──────── RAW DATA
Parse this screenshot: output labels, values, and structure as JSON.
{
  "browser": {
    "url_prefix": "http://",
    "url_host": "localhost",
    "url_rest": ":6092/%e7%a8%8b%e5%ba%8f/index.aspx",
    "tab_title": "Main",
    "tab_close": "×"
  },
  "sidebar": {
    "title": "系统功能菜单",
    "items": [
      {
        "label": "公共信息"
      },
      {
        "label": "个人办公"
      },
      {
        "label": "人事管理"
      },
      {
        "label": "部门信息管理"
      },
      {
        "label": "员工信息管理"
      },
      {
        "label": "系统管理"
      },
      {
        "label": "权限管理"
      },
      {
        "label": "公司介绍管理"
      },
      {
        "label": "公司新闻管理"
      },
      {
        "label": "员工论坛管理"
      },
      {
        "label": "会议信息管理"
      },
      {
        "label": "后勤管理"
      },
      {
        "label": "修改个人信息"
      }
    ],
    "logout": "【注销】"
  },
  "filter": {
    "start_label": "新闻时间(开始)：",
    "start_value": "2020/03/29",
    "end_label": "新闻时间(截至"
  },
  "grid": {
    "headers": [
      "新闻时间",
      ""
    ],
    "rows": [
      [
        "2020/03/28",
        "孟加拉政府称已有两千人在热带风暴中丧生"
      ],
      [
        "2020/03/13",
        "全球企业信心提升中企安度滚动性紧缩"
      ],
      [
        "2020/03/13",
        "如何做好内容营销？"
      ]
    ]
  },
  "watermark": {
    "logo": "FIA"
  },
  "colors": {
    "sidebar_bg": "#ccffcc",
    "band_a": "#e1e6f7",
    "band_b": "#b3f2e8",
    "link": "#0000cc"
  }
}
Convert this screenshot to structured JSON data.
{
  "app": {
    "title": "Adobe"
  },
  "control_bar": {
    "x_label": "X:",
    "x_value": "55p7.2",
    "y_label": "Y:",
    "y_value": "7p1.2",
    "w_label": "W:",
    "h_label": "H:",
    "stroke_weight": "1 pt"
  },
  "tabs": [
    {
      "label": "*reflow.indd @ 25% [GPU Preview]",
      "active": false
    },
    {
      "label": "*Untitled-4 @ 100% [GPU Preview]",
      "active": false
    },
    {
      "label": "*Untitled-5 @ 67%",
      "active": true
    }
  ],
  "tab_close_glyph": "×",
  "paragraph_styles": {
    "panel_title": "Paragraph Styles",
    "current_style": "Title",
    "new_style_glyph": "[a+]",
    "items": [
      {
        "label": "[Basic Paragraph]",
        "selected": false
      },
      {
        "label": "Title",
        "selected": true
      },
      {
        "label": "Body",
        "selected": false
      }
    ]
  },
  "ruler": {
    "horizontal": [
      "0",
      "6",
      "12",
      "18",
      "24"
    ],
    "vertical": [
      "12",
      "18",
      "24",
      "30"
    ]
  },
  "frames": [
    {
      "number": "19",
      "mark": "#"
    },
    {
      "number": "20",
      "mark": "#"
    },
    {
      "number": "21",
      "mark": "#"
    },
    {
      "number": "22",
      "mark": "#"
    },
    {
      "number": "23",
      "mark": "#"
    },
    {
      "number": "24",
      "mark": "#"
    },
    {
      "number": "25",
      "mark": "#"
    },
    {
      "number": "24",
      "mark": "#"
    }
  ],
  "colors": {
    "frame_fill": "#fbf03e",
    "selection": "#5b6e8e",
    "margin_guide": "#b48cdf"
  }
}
────────────────
STATED EXERCISE >> Extract each record, keeping it identical to the original.

SOLUTION TO THIS PROBLEM >>
Parse this screenshot: output labels, values, and structure as JSON.
{
  "browser": {
    "url_prefix": "http://",
    "url_host": "localhost",
    "url_rest": ":6092/%e7%a8%8b%e5%ba%8f/index.aspx",
    "tab_title": "Main",
    "tab_close": "×"
  },
  "sidebar": {
    "title": "系统功能菜单",
    "items": [
      {
        "label": "公共信息"
      },
      {
        "label": "个人办公"
      },
      {
        "label": "人事管理"
      },
      {
        "label": "部门信息管理"
      },
      {
        "label": "员工信息管理"
      },
      {
        "label": "系统管理"
      },
      {
        "label": "权限管理"
      },
      {
        "label": "公司介绍管理"
      },
      {
        "label": "公司新闻管理"
      },
      {
        "label": "员工论坛管理"
      },
      {
        "label": "会议信息管理"
      },
      {
        "label": "后勤管理"
      },
      {
        "label": "修改个人信息"
      }
    ],
    "logout": "【注销】"
  },
  "filter": {
    "start_label": "新闻时间(开始)：",
    "start_value": "2020/03/29",
    "end_label": "新闻时间(截至"
  },
  "grid": {
    "headers": [
      "新闻时间",
      ""
    ],
    "rows": [
      [
        "2020/03/28",
        "孟加拉政府称已有两千人在热带风暴中丧生"
      ],
      [
        "2020/03/13",
        "全球企业信心提升中企安度滚动性紧缩"
      ],
      [
        "2020/03/13",
        "如何做好内容营销？"
      ]
    ]
  },
  "watermark": {
    "logo": "FIA"
  },
  "colors": {
    "sidebar_bg": "#ccffcc",
    "band_a": "#e1e6f7",
    "band_b": "#b3f2e8",
    "link": "#0000cc"
  }
}
Convert this screenshot to structured JSON data.
{
  "app": {
    "title": "Adobe"
  },
  "control_bar": {
    "x_label": "X:",
    "x_value": "55p7.2",
    "y_label": "Y:",
    "y_value": "7p1.2",
    "w_label": "W:",
    "h_label": "H:",
    "stroke_weight": "1 pt"
  },
  "tabs": [
    {
      "label": "*reflow.indd @ 25% [GPU Preview]",
      "active": false
    },
    {
      "label": "*Untitled-4 @ 100% [GPU Preview]",
      "active": false
    },
    {
      "label": "*Untitled-5 @ 67%",
      "active": true
    }
  ],
  "tab_close_glyph": "×",
  "paragraph_styles": {
    "panel_title": "Paragraph Styles",
    "current_style": "Title",
    "new_style_glyph": "[a+]",
    "items": [
      {
        "label": "[Basic Paragraph]",
        "selected": false
      },
      {
        "label": "Title",
        "selected": true
      },
      {
        "label": "Body",
        "selected": false
      }
    ]
  },
  "ruler": {
    "horizontal": [
      "0",
      "6",
      "12",
      "18",
      "24"
    ],
    "vertical": [
      "12",
      "18",
      "24",
      "30"
    ]
  },
  "frames": [
    {
      "number": "19",
      "mark": "#"
    },
    {
      "number": "20",
      "mark": "#"
    },
    {
      "number": "21",
      "mark": "#"
    },
    {
      "number": "22",
      "mark": "#"
    },
    {
      "number": "23",
      "mark": "#"
    },
    {
      "number": "24",
      "mark": "#"
    },
    {
      "number": "25",
      "mark": "#"
    },
    {
      "number": "24",
      "mark": "#"
    }
  ],
  "colors": {
    "frame_fill": "#fbf03e",
    "selection": "#5b6e8e",
    "margin_guide": "#b48cdf"
  }
}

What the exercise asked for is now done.